• _TASK BRIEF_: Answer with nothing but a number: how many lines include the word "Sicherheitsfrage"?

• _DATA LINES_:
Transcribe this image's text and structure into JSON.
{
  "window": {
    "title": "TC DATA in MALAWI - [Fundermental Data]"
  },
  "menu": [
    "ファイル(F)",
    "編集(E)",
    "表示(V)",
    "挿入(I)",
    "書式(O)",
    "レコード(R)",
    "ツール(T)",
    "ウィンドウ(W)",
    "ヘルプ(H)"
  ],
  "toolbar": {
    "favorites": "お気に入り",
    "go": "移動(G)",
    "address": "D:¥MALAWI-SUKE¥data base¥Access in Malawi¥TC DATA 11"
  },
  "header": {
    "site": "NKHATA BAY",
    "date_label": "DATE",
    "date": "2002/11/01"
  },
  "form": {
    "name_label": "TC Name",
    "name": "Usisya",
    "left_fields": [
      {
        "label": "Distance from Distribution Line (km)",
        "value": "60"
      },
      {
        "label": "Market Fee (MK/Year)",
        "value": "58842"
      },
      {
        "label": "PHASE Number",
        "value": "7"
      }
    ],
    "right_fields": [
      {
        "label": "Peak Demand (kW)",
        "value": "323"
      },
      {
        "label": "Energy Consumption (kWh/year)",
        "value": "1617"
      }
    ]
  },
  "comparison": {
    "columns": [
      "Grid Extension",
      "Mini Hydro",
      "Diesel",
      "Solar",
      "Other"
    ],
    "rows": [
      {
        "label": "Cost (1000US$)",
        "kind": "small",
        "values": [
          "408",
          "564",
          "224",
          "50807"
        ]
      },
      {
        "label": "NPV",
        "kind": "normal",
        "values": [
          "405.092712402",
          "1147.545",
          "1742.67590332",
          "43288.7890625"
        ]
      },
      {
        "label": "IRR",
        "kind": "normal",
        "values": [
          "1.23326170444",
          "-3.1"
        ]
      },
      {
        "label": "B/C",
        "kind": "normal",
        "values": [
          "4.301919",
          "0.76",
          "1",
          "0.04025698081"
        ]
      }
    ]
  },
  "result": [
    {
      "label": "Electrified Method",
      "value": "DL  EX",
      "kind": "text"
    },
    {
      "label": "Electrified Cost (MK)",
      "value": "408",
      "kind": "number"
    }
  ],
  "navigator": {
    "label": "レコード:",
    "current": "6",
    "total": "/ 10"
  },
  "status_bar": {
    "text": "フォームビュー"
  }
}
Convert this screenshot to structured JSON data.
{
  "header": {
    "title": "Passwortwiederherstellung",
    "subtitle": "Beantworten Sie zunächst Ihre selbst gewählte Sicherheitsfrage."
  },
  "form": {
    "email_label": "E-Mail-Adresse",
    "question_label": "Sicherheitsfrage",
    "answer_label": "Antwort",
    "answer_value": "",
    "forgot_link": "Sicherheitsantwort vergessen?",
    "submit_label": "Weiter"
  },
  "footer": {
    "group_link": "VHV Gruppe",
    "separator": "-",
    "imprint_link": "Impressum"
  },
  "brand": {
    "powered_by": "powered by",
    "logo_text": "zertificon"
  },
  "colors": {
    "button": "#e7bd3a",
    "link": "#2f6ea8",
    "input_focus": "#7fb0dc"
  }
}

* * *

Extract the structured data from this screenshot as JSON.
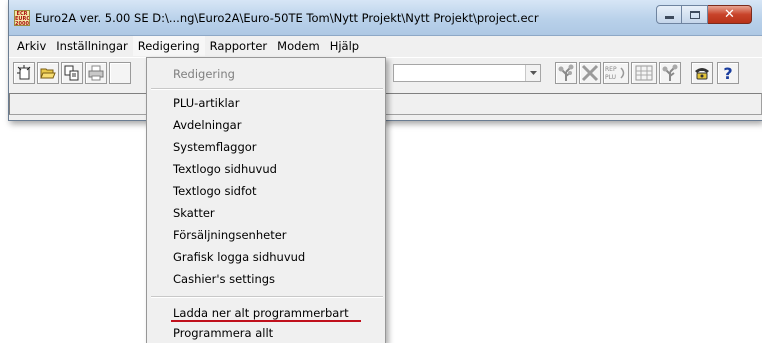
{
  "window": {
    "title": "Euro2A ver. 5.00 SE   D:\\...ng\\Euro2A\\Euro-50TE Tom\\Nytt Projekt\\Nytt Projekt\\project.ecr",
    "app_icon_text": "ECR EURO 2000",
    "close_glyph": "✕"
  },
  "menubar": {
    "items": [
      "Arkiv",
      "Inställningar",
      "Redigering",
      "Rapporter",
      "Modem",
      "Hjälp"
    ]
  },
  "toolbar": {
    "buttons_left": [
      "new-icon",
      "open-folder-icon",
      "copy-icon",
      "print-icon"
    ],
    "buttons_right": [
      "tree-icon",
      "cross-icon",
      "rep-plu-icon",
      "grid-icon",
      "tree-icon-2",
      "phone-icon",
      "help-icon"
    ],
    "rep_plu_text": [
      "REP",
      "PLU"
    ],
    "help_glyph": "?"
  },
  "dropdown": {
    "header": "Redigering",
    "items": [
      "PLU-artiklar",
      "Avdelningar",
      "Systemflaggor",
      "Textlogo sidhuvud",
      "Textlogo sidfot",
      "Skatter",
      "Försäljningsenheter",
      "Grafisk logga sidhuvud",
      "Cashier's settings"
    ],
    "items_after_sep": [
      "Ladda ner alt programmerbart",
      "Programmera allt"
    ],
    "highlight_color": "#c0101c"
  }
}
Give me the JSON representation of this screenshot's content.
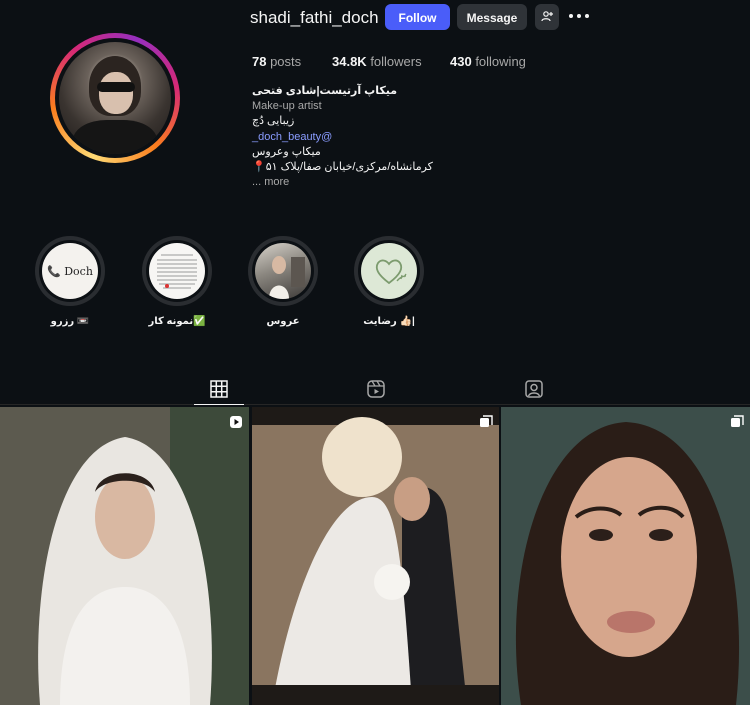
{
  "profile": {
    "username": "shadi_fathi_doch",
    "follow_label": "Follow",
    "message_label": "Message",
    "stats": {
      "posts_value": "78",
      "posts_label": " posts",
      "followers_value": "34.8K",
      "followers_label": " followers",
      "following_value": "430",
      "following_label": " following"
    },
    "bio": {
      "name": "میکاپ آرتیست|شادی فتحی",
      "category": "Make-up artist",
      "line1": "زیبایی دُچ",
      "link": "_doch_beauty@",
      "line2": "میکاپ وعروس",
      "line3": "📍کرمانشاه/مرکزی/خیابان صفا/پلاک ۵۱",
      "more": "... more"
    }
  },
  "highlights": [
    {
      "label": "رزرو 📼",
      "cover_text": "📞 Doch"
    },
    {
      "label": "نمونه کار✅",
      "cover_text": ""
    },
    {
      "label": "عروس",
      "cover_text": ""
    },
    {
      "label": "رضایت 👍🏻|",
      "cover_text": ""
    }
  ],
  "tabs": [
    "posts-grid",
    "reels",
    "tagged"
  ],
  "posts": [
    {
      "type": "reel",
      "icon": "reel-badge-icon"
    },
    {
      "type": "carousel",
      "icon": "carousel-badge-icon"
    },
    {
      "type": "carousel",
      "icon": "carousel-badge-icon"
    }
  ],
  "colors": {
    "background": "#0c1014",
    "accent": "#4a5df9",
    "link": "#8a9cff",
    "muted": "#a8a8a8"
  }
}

• _TASK OUTPUT_: 2